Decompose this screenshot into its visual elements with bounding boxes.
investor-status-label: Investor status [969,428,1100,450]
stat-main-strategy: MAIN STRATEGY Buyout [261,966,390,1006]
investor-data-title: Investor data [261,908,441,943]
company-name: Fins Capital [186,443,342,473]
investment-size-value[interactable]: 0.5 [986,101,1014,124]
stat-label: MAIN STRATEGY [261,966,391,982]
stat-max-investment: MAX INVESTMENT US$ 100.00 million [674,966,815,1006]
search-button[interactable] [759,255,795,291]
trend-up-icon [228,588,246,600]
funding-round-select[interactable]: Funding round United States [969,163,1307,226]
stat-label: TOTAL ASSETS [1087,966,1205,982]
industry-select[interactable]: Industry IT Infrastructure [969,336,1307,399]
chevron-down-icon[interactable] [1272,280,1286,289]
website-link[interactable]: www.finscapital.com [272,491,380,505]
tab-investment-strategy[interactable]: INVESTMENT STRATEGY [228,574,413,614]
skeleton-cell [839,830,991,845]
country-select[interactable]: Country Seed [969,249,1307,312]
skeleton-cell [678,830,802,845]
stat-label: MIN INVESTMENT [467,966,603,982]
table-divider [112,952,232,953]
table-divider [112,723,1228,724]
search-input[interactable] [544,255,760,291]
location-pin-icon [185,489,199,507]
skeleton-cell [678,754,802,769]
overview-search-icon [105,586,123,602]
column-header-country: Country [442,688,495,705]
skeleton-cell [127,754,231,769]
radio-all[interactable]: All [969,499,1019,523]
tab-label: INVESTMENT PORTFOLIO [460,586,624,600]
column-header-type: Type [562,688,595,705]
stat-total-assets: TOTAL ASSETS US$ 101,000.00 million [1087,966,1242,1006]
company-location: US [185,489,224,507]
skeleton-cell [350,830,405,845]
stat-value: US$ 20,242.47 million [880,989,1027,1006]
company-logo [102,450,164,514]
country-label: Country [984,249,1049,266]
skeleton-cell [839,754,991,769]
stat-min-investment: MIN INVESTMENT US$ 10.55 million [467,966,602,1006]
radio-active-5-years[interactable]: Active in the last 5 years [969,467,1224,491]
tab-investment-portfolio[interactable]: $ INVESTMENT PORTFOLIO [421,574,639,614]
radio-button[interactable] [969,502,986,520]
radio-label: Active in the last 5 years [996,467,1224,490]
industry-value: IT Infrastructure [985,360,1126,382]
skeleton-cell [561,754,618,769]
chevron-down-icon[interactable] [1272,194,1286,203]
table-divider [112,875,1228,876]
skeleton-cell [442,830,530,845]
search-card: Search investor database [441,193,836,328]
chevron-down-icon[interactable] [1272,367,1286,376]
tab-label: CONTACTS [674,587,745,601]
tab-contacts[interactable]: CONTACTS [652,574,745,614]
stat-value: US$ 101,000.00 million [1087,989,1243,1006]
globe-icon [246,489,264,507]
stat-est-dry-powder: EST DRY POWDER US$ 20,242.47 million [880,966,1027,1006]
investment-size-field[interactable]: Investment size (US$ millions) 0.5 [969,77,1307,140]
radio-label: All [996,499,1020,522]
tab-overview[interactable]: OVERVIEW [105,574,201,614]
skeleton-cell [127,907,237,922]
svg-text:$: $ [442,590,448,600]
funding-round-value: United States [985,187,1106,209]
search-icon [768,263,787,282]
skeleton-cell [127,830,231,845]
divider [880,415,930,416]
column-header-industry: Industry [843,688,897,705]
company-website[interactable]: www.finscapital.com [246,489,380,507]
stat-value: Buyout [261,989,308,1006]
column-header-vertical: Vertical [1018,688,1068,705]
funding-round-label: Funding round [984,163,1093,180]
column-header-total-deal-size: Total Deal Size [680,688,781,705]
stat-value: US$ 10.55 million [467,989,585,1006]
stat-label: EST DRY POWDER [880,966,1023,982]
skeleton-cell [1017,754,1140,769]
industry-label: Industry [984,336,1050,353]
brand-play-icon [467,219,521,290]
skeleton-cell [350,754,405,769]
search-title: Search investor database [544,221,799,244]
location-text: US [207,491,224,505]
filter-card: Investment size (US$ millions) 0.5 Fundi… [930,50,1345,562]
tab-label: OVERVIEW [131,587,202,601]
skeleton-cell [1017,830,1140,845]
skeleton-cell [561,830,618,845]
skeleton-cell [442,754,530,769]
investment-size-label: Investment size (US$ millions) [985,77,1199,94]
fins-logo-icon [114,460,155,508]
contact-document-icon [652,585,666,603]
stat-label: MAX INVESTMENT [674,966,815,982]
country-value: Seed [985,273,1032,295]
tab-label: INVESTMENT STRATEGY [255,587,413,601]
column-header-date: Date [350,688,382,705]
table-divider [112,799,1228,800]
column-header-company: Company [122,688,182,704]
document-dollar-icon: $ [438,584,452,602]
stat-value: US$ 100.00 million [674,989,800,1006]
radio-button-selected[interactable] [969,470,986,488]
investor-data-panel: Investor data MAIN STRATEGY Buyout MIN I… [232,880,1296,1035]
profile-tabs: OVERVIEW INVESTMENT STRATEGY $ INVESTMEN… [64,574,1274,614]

The task: Replace every "skeleton-cell" in the data above with "placeholder-cell", and give all of the lines again with nothing else changed.

Finished answer:
Decompose this screenshot into its visual elements with bounding boxes.
investor-status-label: Investor status [969,428,1100,450]
stat-main-strategy: MAIN STRATEGY Buyout [261,966,390,1006]
investor-data-title: Investor data [261,908,441,943]
company-name: Fins Capital [186,443,342,473]
investment-size-value[interactable]: 0.5 [986,101,1014,124]
stat-label: MAIN STRATEGY [261,966,391,982]
stat-max-investment: MAX INVESTMENT US$ 100.00 million [674,966,815,1006]
search-button[interactable] [759,255,795,291]
trend-up-icon [228,588,246,600]
funding-round-select[interactable]: Funding round United States [969,163,1307,226]
stat-label: TOTAL ASSETS [1087,966,1205,982]
industry-select[interactable]: Industry IT Infrastructure [969,336,1307,399]
chevron-down-icon[interactable] [1272,280,1286,289]
website-link[interactable]: www.finscapital.com [272,491,380,505]
tab-investment-strategy[interactable]: INVESTMENT STRATEGY [228,574,413,614]
placeholder-cell [839,830,991,845]
country-select[interactable]: Country Seed [969,249,1307,312]
placeholder-cell [678,830,802,845]
stat-label: MIN INVESTMENT [467,966,603,982]
table-divider [112,952,232,953]
table-divider [112,723,1228,724]
search-input[interactable] [544,255,760,291]
location-pin-icon [185,489,199,507]
placeholder-cell [678,754,802,769]
overview-search-icon [105,586,123,602]
column-header-country: Country [442,688,495,705]
placeholder-cell [127,754,231,769]
radio-all[interactable]: All [969,499,1019,523]
tab-label: INVESTMENT PORTFOLIO [460,586,624,600]
column-header-type: Type [562,688,595,705]
stat-total-assets: TOTAL ASSETS US$ 101,000.00 million [1087,966,1242,1006]
company-location: US [185,489,224,507]
placeholder-cell [350,830,405,845]
stat-value: US$ 20,242.47 million [880,989,1027,1006]
company-logo [102,450,164,514]
country-label: Country [984,249,1049,266]
placeholder-cell [839,754,991,769]
stat-min-investment: MIN INVESTMENT US$ 10.55 million [467,966,602,1006]
radio-active-5-years[interactable]: Active in the last 5 years [969,467,1224,491]
tab-investment-portfolio[interactable]: $ INVESTMENT PORTFOLIO [421,574,639,614]
radio-button[interactable] [969,502,986,520]
radio-label: Active in the last 5 years [996,467,1224,490]
industry-value: IT Infrastructure [985,360,1126,382]
placeholder-cell [561,754,618,769]
chevron-down-icon[interactable] [1272,194,1286,203]
table-divider [112,875,1228,876]
placeholder-cell [442,830,530,845]
search-card: Search investor database [441,193,836,328]
chevron-down-icon[interactable] [1272,367,1286,376]
tab-label: CONTACTS [674,587,745,601]
tab-contacts[interactable]: CONTACTS [652,574,745,614]
stat-value: US$ 101,000.00 million [1087,989,1243,1006]
globe-icon [246,489,264,507]
stat-est-dry-powder: EST DRY POWDER US$ 20,242.47 million [880,966,1027,1006]
investment-size-field[interactable]: Investment size (US$ millions) 0.5 [969,77,1307,140]
radio-label: All [996,499,1020,522]
tab-overview[interactable]: OVERVIEW [105,574,201,614]
placeholder-cell [127,907,237,922]
svg-text:$: $ [442,590,448,600]
funding-round-value: United States [985,187,1106,209]
search-icon [768,263,787,282]
placeholder-cell [127,830,231,845]
divider [880,415,930,416]
column-header-industry: Industry [843,688,897,705]
company-website[interactable]: www.finscapital.com [246,489,380,507]
stat-value: Buyout [261,989,308,1006]
column-header-vertical: Vertical [1018,688,1068,705]
funding-round-label: Funding round [984,163,1093,180]
column-header-total-deal-size: Total Deal Size [680,688,781,705]
stat-value: US$ 10.55 million [467,989,585,1006]
stat-label: EST DRY POWDER [880,966,1023,982]
placeholder-cell [1017,754,1140,769]
industry-label: Industry [984,336,1050,353]
brand-play-icon [467,219,521,290]
placeholder-cell [350,754,405,769]
search-title: Search investor database [544,221,799,244]
location-text: US [207,491,224,505]
filter-card: Investment size (US$ millions) 0.5 Fundi… [930,50,1345,562]
tab-label: OVERVIEW [131,587,202,601]
placeholder-cell [1017,830,1140,845]
placeholder-cell [561,830,618,845]
placeholder-cell [442,754,530,769]
investment-size-label: Investment size (US$ millions) [985,77,1199,94]
fins-logo-icon [114,460,155,508]
contact-document-icon [652,585,666,603]
stat-label: MAX INVESTMENT [674,966,815,982]
country-value: Seed [985,273,1032,295]
tab-label: INVESTMENT STRATEGY [255,587,413,601]
column-header-date: Date [350,688,382,705]
table-divider [112,799,1228,800]
column-header-company: Company [122,688,182,704]
document-dollar-icon: $ [438,584,452,602]
stat-value: US$ 100.00 million [674,989,800,1006]
radio-button-selected[interactable] [969,470,986,488]
investor-data-panel: Investor data MAIN STRATEGY Buyout MIN I… [232,880,1296,1035]
profile-tabs: OVERVIEW INVESTMENT STRATEGY $ INVESTMEN… [64,574,1274,614]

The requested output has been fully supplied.